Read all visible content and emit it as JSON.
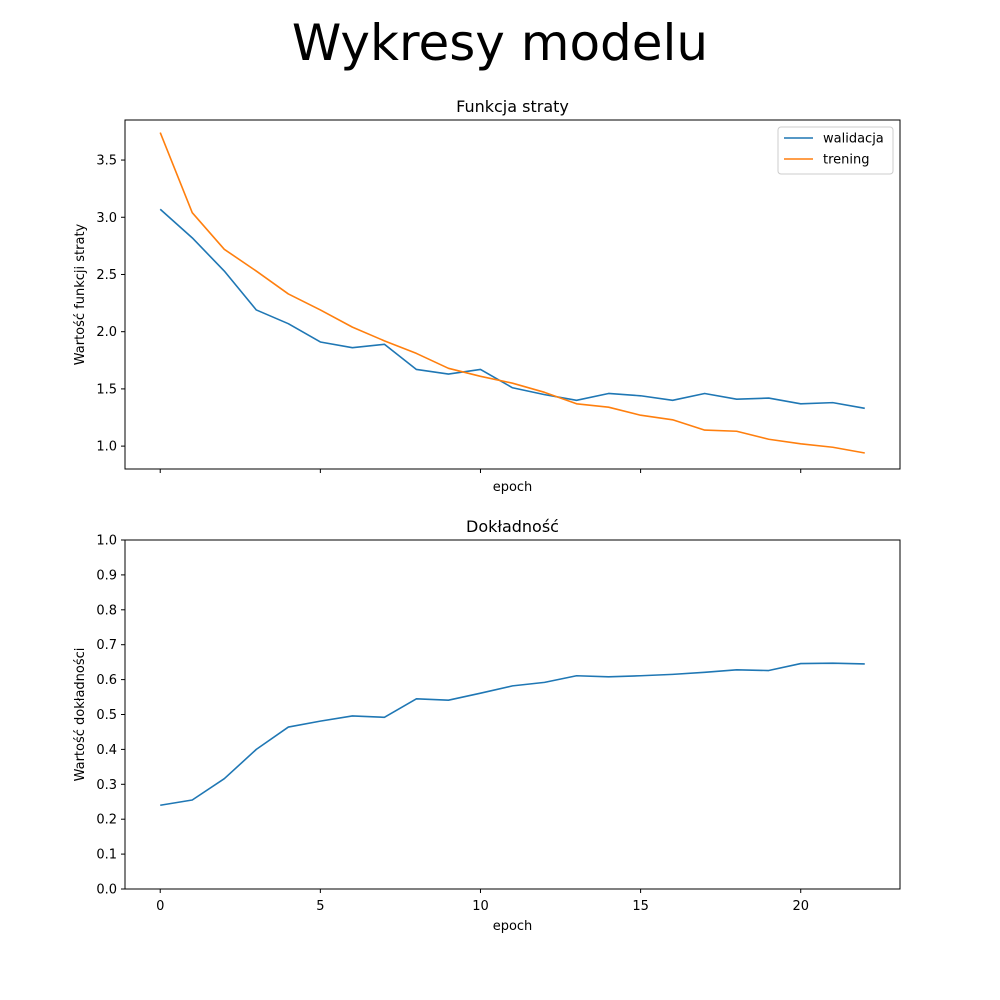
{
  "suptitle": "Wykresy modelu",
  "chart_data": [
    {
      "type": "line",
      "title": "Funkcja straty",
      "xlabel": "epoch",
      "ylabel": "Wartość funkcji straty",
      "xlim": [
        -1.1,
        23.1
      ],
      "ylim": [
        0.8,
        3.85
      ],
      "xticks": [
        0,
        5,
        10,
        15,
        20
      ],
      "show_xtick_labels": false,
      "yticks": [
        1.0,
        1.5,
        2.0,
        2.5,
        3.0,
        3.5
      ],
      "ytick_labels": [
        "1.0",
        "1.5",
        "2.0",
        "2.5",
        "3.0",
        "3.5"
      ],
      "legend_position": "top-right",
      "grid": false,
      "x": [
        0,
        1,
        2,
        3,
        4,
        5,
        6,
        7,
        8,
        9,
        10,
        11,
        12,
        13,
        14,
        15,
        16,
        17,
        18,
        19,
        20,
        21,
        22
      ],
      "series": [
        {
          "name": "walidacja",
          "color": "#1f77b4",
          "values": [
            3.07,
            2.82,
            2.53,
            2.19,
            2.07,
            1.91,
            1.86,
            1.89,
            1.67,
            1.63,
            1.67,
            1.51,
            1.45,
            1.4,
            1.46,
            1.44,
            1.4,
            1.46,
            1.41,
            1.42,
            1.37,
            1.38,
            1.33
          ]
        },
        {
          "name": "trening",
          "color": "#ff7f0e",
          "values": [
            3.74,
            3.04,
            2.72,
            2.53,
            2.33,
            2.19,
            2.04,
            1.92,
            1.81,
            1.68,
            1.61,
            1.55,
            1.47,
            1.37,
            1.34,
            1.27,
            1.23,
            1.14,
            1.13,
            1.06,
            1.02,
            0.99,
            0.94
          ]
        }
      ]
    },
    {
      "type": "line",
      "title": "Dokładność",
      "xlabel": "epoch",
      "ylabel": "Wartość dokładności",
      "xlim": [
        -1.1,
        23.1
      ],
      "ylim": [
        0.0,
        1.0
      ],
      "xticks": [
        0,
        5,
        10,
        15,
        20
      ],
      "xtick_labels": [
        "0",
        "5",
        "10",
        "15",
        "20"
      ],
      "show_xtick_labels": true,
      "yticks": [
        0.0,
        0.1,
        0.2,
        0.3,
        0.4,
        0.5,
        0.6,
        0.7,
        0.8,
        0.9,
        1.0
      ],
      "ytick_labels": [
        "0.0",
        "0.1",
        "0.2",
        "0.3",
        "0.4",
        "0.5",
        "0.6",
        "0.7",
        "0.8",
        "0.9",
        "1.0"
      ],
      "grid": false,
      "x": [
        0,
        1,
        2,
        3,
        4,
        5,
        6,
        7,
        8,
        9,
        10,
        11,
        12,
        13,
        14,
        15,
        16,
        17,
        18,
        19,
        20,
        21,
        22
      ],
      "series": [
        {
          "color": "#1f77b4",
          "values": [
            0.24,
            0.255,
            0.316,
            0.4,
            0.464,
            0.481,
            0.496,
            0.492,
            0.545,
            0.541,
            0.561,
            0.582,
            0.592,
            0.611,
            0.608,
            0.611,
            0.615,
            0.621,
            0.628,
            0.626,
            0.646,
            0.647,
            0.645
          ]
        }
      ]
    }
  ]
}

PROBLEM
Print all of the entries word for word. Skip any images they contain.

THE RESULT
Read all visible content and emit it as JSON.
{
  "suptitle": "Wykresy modelu",
  "chart_data": [
    {
      "type": "line",
      "title": "Funkcja straty",
      "xlabel": "epoch",
      "ylabel": "Wartość funkcji straty",
      "xlim": [
        -1.1,
        23.1
      ],
      "ylim": [
        0.8,
        3.85
      ],
      "xticks": [
        0,
        5,
        10,
        15,
        20
      ],
      "show_xtick_labels": false,
      "yticks": [
        1.0,
        1.5,
        2.0,
        2.5,
        3.0,
        3.5
      ],
      "ytick_labels": [
        "1.0",
        "1.5",
        "2.0",
        "2.5",
        "3.0",
        "3.5"
      ],
      "legend_position": "top-right",
      "grid": false,
      "x": [
        0,
        1,
        2,
        3,
        4,
        5,
        6,
        7,
        8,
        9,
        10,
        11,
        12,
        13,
        14,
        15,
        16,
        17,
        18,
        19,
        20,
        21,
        22
      ],
      "series": [
        {
          "name": "walidacja",
          "color": "#1f77b4",
          "values": [
            3.07,
            2.82,
            2.53,
            2.19,
            2.07,
            1.91,
            1.86,
            1.89,
            1.67,
            1.63,
            1.67,
            1.51,
            1.45,
            1.4,
            1.46,
            1.44,
            1.4,
            1.46,
            1.41,
            1.42,
            1.37,
            1.38,
            1.33
          ]
        },
        {
          "name": "trening",
          "color": "#ff7f0e",
          "values": [
            3.74,
            3.04,
            2.72,
            2.53,
            2.33,
            2.19,
            2.04,
            1.92,
            1.81,
            1.68,
            1.61,
            1.55,
            1.47,
            1.37,
            1.34,
            1.27,
            1.23,
            1.14,
            1.13,
            1.06,
            1.02,
            0.99,
            0.94
          ]
        }
      ]
    },
    {
      "type": "line",
      "title": "Dokładność",
      "xlabel": "epoch",
      "ylabel": "Wartość dokładności",
      "xlim": [
        -1.1,
        23.1
      ],
      "ylim": [
        0.0,
        1.0
      ],
      "xticks": [
        0,
        5,
        10,
        15,
        20
      ],
      "xtick_labels": [
        "0",
        "5",
        "10",
        "15",
        "20"
      ],
      "show_xtick_labels": true,
      "yticks": [
        0.0,
        0.1,
        0.2,
        0.3,
        0.4,
        0.5,
        0.6,
        0.7,
        0.8,
        0.9,
        1.0
      ],
      "ytick_labels": [
        "0.0",
        "0.1",
        "0.2",
        "0.3",
        "0.4",
        "0.5",
        "0.6",
        "0.7",
        "0.8",
        "0.9",
        "1.0"
      ],
      "grid": false,
      "x": [
        0,
        1,
        2,
        3,
        4,
        5,
        6,
        7,
        8,
        9,
        10,
        11,
        12,
        13,
        14,
        15,
        16,
        17,
        18,
        19,
        20,
        21,
        22
      ],
      "series": [
        {
          "color": "#1f77b4",
          "values": [
            0.24,
            0.255,
            0.316,
            0.4,
            0.464,
            0.481,
            0.496,
            0.492,
            0.545,
            0.541,
            0.561,
            0.582,
            0.592,
            0.611,
            0.608,
            0.611,
            0.615,
            0.621,
            0.628,
            0.626,
            0.646,
            0.647,
            0.645
          ]
        }
      ]
    }
  ]
}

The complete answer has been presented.